[start RECORDED DATA]

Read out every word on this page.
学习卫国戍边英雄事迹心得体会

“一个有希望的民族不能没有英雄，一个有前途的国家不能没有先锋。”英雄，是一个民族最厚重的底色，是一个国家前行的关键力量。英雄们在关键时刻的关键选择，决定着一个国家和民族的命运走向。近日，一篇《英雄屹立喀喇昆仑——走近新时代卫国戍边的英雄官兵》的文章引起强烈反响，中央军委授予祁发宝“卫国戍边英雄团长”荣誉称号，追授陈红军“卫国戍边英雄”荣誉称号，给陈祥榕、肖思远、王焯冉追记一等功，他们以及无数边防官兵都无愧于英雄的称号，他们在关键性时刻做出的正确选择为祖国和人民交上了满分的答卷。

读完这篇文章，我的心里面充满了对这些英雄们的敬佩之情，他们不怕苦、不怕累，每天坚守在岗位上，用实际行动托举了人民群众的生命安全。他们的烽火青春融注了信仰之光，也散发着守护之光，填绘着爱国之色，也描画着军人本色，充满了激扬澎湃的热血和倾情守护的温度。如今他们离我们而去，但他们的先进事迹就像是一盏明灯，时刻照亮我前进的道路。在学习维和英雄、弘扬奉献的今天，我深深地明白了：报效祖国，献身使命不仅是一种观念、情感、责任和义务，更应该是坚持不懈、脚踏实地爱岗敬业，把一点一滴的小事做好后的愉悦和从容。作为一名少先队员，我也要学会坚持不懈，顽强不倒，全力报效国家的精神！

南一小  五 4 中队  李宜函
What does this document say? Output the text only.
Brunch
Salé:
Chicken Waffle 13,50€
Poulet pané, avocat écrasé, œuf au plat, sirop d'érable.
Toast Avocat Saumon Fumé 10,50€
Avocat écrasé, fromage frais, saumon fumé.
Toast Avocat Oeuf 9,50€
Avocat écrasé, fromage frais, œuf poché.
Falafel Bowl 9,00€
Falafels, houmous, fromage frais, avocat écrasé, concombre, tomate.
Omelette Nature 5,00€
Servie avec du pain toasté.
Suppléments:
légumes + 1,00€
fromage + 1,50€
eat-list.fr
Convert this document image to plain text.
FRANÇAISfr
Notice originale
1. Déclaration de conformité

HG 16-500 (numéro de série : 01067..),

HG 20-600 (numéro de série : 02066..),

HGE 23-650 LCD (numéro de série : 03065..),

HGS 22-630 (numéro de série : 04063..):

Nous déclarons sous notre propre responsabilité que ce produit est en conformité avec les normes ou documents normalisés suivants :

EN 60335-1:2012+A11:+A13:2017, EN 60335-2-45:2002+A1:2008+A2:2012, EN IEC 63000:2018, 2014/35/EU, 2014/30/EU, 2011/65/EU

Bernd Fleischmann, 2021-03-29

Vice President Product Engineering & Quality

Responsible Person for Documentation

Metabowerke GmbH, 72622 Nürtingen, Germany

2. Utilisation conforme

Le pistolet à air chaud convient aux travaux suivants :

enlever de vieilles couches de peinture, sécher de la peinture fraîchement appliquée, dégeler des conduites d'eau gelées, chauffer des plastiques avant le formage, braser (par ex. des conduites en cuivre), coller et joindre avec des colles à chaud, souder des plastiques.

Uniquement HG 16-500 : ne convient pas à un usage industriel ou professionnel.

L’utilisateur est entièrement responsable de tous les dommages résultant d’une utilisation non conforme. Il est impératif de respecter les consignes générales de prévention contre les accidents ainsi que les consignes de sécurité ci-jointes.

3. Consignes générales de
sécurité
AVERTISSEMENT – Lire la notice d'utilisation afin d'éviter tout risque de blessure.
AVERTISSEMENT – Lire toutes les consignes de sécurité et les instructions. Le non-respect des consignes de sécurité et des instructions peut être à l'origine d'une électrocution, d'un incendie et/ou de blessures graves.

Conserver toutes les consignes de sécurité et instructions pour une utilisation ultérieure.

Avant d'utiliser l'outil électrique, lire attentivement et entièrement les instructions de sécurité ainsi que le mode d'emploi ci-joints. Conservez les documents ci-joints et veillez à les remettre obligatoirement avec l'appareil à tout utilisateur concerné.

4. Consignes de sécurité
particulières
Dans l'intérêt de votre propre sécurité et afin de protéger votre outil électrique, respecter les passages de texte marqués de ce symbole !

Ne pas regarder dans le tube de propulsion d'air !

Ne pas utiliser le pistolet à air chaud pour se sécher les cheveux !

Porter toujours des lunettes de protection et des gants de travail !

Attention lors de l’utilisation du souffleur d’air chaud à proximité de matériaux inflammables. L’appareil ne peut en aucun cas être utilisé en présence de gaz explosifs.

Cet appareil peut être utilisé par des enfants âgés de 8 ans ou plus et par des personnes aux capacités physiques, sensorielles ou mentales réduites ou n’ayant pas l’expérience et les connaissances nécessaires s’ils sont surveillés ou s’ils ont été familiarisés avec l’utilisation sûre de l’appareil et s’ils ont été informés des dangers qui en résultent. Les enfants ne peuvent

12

[end RECORDED DATA]

Write out all of the records above exactly as they appear.

**RESULT FOR THIS EXERCISE:**
Read out every word on this page.
学习卫国戍边英雄事迹心得体会

“一个有希望的民族不能没有英雄，一个有前途的国家不能没有先锋。”英雄，是一个民族最厚重的底色，是一个国家前行的关键力量。英雄们在关键时刻的关键选择，决定着一个国家和民族的命运走向。近日，一篇《英雄屹立喀喇昆仑——走近新时代卫国戍边的英雄官兵》的文章引起强烈反响，中央军委授予祁发宝“卫国戍边英雄团长”荣誉称号，追授陈红军“卫国戍边英雄”荣誉称号，给陈祥榕、肖思远、王焯冉追记一等功，他们以及无数边防官兵都无愧于英雄的称号，他们在关键性时刻做出的正确选择为祖国和人民交上了满分的答卷。

读完这篇文章，我的心里面充满了对这些英雄们的敬佩之情，他们不怕苦、不怕累，每天坚守在岗位上，用实际行动托举了人民群众的生命安全。他们的烽火青春融注了信仰之光，也散发着守护之光，填绘着爱国之色，也描画着军人本色，充满了激扬澎湃的热血和倾情守护的温度。如今他们离我们而去，但他们的先进事迹就像是一盏明灯，时刻照亮我前进的道路。在学习维和英雄、弘扬奉献的今天，我深深地明白了：报效祖国，献身使命不仅是一种观念、情感、责任和义务，更应该是坚持不懈、脚踏实地爱岗敬业，把一点一滴的小事做好后的愉悦和从容。作为一名少先队员，我也要学会坚持不懈，顽强不倒，全力报效国家的精神！

南一小  五 4 中队  李宜函
What does this document say? Output the text only.
Brunch
Salé:
Chicken Waffle 13,50€
Poulet pané, avocat écrasé, œuf au plat, sirop d'érable.
Toast Avocat Saumon Fumé 10,50€
Avocat écrasé, fromage frais, saumon fumé.
Toast Avocat Oeuf 9,50€
Avocat écrasé, fromage frais, œuf poché.
Falafel Bowl 9,00€
Falafels, houmous, fromage frais, avocat écrasé, concombre, tomate.
Omelette Nature 5,00€
Servie avec du pain toasté.
Suppléments:
légumes + 1,00€
fromage + 1,50€
eat-list.fr
Convert this document image to plain text.
FRANÇAISfr
Notice originale
1. Déclaration de conformité

HG 16-500 (numéro de série : 01067..),

HG 20-600 (numéro de série : 02066..),

HGE 23-650 LCD (numéro de série : 03065..),

HGS 22-630 (numéro de série : 04063..):

Nous déclarons sous notre propre responsabilité que ce produit est en conformité avec les normes ou documents normalisés suivants :

EN 60335-1:2012+A11:+A13:2017, EN 60335-2-45:2002+A1:2008+A2:2012, EN IEC 63000:2018, 2014/35/EU, 2014/30/EU, 2011/65/EU

Bernd Fleischmann, 2021-03-29

Vice President Product Engineering & Quality

Responsible Person for Documentation

Metabowerke GmbH, 72622 Nürtingen, Germany

2. Utilisation conforme

Le pistolet à air chaud convient aux travaux suivants :

enlever de vieilles couches de peinture, sécher de la peinture fraîchement appliquée, dégeler des conduites d'eau gelées, chauffer des plastiques avant le formage, braser (par ex. des conduites en cuivre), coller et joindre avec des colles à chaud, souder des plastiques.

Uniquement HG 16-500 : ne convient pas à un usage industriel ou professionnel.

L’utilisateur est entièrement responsable de tous les dommages résultant d’une utilisation non conforme. Il est impératif de respecter les consignes générales de prévention contre les accidents ainsi que les consignes de sécurité ci-jointes.

3. Consignes générales de
sécurité
AVERTISSEMENT – Lire la notice d'utilisation afin d'éviter tout risque de blessure.
AVERTISSEMENT – Lire toutes les consignes de sécurité et les instructions. Le non-respect des consignes de sécurité et des instructions peut être à l'origine d'une électrocution, d'un incendie et/ou de blessures graves.

Conserver toutes les consignes de sécurité et instructions pour une utilisation ultérieure.

Avant d'utiliser l'outil électrique, lire attentivement et entièrement les instructions de sécurité ainsi que le mode d'emploi ci-joints. Conservez les documents ci-joints et veillez à les remettre obligatoirement avec l'appareil à tout utilisateur concerné.

4. Consignes de sécurité
particulières
Dans l'intérêt de votre propre sécurité et afin de protéger votre outil électrique, respecter les passages de texte marqués de ce symbole !

Ne pas regarder dans le tube de propulsion d'air !

Ne pas utiliser le pistolet à air chaud pour se sécher les cheveux !

Porter toujours des lunettes de protection et des gants de travail !

Attention lors de l’utilisation du souffleur d’air chaud à proximité de matériaux inflammables. L’appareil ne peut en aucun cas être utilisé en présence de gaz explosifs.

Cet appareil peut être utilisé par des enfants âgés de 8 ans ou plus et par des personnes aux capacités physiques, sensorielles ou mentales réduites ou n’ayant pas l’expérience et les connaissances nécessaires s’ils sont surveillés ou s’ils ont été familiarisés avec l’utilisation sûre de l’appareil et s’ils ont été informés des dangers qui en résultent. Les enfants ne peuvent

12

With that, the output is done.